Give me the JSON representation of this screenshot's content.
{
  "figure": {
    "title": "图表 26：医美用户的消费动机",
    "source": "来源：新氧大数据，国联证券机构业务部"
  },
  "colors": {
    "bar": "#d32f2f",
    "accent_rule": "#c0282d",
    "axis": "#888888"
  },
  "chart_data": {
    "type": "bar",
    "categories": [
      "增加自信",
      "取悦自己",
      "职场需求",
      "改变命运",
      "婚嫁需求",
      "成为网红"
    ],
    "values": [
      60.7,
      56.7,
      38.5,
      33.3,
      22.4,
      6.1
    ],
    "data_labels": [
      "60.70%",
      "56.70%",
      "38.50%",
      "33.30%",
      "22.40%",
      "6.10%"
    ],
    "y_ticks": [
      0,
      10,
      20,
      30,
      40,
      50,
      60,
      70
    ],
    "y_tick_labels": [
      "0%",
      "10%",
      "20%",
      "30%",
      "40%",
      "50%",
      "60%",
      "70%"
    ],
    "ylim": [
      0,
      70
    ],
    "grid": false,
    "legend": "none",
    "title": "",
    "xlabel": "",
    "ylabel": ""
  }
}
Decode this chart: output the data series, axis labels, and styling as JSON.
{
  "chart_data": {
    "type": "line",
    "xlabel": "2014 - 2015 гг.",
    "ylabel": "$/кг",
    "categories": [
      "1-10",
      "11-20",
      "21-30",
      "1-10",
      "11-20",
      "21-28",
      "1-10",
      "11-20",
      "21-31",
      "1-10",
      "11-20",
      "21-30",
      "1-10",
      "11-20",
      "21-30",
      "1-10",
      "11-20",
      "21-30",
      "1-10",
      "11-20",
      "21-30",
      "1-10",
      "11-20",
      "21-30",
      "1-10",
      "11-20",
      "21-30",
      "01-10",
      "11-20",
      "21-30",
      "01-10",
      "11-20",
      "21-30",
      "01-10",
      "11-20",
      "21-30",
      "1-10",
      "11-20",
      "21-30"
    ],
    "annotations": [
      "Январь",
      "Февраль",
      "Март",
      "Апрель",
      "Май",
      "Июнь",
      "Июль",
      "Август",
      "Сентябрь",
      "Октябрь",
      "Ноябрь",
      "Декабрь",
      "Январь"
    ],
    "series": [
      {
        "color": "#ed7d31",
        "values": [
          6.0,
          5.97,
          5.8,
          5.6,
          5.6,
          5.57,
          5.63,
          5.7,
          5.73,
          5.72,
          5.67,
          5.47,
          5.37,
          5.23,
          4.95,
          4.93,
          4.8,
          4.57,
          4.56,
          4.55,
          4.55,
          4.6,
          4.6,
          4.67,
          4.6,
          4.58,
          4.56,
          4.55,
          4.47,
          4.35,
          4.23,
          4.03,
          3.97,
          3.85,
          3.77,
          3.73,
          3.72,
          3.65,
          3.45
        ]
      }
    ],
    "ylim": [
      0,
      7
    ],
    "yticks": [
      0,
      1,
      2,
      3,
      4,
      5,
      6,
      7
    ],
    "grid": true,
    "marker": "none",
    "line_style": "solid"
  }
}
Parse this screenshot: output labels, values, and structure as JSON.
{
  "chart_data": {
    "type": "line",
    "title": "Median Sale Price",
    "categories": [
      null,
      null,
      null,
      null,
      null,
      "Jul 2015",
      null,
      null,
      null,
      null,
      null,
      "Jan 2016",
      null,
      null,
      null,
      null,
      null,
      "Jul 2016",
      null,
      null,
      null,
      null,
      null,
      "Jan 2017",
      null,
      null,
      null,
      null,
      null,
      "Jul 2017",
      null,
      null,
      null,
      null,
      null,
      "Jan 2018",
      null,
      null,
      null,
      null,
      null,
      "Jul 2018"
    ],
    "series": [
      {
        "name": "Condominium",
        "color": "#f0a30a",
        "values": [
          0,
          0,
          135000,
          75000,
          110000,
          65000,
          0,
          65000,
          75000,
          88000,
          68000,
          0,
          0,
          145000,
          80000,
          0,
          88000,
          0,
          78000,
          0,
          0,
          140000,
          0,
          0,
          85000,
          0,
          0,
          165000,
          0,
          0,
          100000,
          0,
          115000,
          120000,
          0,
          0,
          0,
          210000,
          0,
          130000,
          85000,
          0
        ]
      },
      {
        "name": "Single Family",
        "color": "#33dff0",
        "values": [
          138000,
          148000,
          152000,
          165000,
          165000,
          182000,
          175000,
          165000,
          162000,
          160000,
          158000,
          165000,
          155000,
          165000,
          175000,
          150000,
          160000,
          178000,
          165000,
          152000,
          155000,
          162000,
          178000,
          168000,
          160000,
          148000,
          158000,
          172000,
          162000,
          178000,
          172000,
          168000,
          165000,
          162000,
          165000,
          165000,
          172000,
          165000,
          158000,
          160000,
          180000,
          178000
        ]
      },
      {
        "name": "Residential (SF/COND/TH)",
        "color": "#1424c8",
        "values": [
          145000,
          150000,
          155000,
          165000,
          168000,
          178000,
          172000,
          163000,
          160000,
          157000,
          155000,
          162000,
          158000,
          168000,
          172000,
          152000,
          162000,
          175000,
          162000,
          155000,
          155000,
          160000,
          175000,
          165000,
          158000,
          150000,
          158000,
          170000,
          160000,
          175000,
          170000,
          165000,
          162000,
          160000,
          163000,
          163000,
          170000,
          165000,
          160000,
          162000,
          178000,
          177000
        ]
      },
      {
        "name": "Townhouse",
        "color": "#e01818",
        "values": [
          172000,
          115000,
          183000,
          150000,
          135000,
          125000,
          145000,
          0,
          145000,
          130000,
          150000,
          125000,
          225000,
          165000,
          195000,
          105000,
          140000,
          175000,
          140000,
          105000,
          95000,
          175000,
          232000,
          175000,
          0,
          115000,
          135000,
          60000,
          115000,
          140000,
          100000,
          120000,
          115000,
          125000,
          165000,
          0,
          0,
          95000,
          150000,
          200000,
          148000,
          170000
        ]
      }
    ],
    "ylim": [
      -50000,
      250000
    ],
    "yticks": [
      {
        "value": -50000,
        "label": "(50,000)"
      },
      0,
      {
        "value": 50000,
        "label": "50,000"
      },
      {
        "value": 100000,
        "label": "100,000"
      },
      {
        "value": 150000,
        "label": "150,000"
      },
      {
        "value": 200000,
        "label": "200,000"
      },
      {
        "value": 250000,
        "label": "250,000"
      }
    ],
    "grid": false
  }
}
━━━
== Exercise description ==
Where a line of the records above holds the word "output", copy that line.

== Written reply ==
Decode this chart: output the data series, axis labels, and styling as JSON.
Parse this screenshot: output labels, values, and structure as JSON.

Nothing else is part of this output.